- EXERCISE INPUTS
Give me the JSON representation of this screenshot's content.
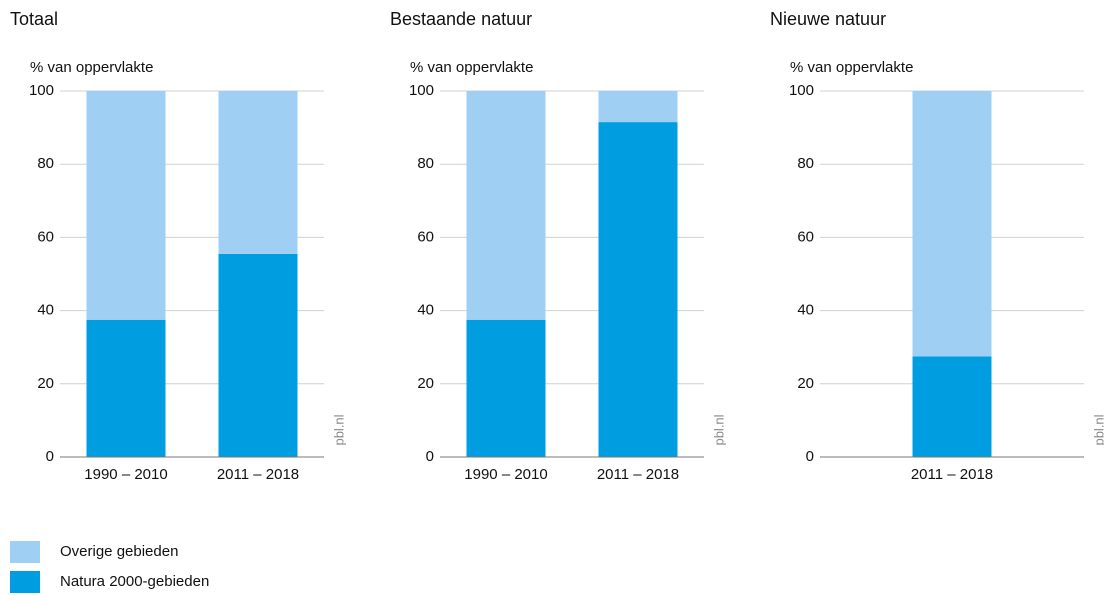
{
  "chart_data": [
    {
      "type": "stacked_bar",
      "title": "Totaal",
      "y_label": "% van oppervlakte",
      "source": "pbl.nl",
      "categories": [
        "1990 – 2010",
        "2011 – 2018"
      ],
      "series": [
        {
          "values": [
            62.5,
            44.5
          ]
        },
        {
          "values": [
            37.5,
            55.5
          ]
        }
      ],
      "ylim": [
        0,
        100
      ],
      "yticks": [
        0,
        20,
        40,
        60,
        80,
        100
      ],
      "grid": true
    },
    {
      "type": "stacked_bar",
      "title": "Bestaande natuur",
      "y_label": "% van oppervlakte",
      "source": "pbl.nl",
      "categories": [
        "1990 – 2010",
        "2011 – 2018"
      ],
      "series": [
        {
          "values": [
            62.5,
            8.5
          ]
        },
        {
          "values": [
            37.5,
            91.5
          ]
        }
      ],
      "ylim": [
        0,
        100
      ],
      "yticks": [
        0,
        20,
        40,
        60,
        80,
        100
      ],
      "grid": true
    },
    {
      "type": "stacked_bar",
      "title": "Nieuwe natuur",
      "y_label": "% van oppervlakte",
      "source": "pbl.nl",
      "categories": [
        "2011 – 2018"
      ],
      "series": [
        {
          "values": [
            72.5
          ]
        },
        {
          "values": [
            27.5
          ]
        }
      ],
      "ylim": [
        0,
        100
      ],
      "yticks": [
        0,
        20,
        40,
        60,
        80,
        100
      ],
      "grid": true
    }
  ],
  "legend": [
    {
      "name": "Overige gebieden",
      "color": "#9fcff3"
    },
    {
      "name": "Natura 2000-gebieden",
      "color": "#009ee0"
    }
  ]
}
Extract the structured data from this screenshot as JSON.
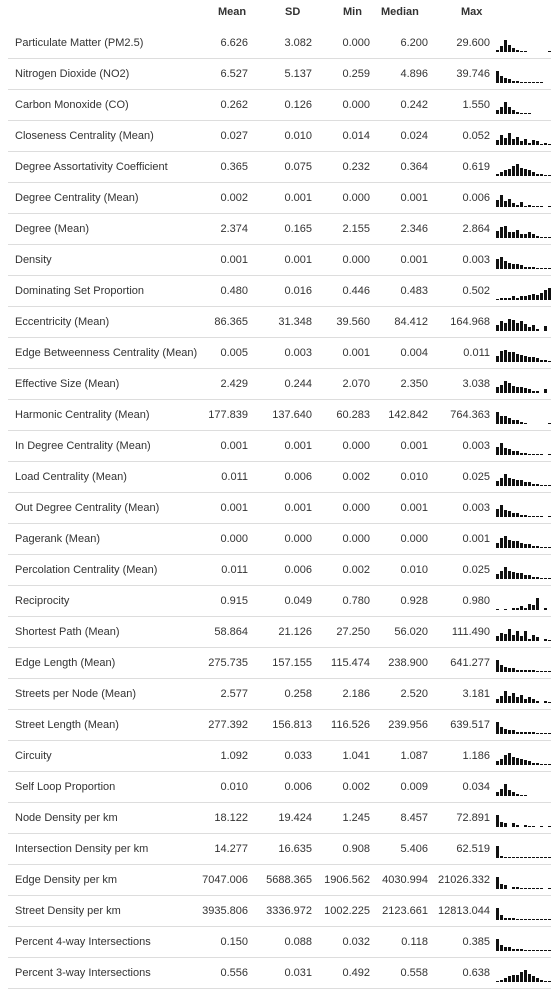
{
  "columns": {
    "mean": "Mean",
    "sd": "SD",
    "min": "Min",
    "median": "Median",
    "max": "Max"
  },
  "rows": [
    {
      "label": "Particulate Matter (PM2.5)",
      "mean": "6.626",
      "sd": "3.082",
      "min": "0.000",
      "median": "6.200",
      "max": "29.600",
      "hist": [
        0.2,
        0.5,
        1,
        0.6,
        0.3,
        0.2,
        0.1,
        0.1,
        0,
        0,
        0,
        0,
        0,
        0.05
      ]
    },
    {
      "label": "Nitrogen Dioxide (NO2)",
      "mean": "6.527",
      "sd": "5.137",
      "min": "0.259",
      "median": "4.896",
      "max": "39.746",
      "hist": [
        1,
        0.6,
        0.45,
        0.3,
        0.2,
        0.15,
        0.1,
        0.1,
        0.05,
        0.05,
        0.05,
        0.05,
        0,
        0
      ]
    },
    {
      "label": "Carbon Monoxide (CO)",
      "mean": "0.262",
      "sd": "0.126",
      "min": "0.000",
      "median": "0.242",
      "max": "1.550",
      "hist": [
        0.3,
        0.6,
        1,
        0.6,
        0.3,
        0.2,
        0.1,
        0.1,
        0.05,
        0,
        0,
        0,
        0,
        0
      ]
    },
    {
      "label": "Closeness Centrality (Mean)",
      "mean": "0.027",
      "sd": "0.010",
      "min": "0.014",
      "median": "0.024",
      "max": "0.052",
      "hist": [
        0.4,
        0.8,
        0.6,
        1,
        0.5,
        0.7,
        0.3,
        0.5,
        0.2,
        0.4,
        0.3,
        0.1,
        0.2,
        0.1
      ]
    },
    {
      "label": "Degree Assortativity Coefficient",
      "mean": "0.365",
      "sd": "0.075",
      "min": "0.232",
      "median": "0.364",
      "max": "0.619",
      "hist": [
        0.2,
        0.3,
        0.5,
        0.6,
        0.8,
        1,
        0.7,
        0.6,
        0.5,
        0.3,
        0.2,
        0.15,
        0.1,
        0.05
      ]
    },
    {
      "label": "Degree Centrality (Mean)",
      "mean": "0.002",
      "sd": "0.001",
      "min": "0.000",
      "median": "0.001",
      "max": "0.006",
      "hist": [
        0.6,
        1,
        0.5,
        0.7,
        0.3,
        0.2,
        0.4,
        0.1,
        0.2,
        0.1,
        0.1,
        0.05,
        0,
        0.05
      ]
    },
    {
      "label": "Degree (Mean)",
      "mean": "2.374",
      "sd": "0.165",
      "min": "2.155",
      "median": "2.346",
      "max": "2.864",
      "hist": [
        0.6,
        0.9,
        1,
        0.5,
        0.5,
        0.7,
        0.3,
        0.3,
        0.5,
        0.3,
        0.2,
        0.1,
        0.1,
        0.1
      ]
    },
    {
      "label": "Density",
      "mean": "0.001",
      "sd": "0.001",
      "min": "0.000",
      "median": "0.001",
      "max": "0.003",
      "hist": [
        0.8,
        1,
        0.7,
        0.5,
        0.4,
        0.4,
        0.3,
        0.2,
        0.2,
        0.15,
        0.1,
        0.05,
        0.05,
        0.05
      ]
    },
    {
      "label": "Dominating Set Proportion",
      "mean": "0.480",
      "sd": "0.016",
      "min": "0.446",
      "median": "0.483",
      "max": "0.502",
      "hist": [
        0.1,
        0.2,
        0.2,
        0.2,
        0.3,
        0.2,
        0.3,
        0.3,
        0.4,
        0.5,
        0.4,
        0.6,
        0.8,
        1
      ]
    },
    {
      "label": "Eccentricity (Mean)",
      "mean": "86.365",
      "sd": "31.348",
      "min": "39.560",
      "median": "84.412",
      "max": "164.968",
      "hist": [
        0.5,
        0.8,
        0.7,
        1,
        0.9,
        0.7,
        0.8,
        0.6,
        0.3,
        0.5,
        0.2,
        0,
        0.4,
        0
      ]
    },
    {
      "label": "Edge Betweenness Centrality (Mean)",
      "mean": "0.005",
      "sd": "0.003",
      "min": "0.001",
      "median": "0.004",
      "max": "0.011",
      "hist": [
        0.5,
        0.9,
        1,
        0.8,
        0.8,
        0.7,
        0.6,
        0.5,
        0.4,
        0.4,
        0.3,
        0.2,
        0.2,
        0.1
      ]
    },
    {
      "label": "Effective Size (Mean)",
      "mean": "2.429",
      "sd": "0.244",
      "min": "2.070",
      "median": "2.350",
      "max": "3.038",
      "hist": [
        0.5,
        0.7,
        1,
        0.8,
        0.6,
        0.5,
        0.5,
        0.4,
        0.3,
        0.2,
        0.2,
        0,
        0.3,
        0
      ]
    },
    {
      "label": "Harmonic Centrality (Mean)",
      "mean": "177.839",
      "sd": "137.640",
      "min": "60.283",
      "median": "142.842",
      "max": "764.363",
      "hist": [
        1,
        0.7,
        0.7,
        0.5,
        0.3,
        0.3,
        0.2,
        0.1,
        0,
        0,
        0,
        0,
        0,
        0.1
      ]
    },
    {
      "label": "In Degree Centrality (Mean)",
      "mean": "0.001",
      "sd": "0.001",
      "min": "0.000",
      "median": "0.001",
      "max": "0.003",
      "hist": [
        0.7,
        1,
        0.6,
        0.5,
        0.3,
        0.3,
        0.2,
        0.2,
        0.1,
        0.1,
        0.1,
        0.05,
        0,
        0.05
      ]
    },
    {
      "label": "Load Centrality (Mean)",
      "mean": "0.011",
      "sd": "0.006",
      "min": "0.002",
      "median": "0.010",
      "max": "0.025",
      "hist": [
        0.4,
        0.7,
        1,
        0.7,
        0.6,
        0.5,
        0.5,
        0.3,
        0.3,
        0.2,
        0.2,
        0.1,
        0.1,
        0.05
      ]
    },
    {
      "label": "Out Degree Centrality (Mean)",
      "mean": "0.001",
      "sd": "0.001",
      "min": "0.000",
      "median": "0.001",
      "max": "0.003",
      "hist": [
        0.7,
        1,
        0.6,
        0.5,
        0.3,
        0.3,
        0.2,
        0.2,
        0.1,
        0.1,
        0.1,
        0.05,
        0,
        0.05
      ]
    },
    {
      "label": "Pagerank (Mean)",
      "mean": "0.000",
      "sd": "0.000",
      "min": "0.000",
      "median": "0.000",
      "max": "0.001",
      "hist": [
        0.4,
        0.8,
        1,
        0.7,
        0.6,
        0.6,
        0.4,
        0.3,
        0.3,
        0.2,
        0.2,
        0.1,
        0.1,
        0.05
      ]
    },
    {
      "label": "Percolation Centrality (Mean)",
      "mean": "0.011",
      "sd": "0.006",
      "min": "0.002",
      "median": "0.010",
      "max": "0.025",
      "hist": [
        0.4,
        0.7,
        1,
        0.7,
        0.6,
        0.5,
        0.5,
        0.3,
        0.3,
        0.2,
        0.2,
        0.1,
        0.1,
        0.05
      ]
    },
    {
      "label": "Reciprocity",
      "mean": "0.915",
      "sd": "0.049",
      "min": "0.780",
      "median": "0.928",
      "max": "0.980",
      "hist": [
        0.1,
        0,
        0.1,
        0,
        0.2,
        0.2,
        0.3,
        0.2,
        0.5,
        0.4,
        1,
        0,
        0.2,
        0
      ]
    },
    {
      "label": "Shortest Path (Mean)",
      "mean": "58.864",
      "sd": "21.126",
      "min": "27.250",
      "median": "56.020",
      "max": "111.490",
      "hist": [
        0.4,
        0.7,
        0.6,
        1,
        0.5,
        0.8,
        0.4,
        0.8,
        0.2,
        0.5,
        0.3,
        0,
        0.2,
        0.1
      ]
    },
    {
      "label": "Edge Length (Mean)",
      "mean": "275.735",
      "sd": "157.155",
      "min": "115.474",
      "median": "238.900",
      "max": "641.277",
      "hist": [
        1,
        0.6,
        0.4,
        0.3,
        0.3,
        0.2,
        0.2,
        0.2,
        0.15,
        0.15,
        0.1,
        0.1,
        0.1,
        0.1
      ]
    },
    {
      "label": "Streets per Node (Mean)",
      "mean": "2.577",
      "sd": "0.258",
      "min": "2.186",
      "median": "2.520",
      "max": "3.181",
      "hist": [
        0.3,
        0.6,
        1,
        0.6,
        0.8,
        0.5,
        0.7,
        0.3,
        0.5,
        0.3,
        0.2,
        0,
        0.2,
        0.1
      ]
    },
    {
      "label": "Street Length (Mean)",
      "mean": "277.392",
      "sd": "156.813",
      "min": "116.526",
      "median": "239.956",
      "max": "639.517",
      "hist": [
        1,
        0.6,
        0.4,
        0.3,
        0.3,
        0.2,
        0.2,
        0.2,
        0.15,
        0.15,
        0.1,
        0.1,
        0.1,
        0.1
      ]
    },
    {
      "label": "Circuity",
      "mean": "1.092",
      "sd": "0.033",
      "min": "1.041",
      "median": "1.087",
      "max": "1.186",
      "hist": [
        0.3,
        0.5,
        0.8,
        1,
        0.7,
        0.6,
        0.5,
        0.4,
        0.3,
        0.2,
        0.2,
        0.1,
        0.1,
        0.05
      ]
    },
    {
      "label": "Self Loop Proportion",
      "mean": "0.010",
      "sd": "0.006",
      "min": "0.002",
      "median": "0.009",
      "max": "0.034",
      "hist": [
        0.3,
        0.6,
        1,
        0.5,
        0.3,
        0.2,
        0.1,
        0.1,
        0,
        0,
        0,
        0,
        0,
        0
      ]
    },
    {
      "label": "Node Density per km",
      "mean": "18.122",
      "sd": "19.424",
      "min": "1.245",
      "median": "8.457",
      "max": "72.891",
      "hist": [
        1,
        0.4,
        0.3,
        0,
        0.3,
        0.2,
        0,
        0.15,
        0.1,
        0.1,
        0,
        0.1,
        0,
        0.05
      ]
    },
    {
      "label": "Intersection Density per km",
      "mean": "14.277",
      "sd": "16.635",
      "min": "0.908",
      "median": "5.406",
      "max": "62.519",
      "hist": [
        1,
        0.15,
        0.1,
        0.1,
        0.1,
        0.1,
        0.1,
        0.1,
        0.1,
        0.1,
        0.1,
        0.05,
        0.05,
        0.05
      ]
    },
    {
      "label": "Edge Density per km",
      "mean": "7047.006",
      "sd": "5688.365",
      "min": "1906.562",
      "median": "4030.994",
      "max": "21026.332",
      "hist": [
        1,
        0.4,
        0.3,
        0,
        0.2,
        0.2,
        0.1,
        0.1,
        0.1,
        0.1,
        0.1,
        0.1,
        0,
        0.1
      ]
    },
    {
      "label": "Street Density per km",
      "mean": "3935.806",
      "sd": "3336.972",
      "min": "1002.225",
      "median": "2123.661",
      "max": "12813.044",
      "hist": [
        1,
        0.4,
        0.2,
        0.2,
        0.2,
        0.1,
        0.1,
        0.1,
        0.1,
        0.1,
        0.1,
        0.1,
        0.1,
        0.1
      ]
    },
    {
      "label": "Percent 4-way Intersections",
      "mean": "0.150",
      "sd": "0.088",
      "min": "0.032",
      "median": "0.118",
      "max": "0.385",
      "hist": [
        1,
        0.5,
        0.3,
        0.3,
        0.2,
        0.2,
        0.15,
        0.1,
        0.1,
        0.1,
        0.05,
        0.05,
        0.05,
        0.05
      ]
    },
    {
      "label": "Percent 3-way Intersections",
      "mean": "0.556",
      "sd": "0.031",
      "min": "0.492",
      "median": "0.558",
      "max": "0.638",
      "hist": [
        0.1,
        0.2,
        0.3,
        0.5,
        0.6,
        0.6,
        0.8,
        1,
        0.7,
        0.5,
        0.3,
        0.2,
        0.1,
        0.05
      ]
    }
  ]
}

- GIVEN EXERCISE
Say how many lines hold the word "Density", giving the number and nothing else.

- RESULT BELOW
5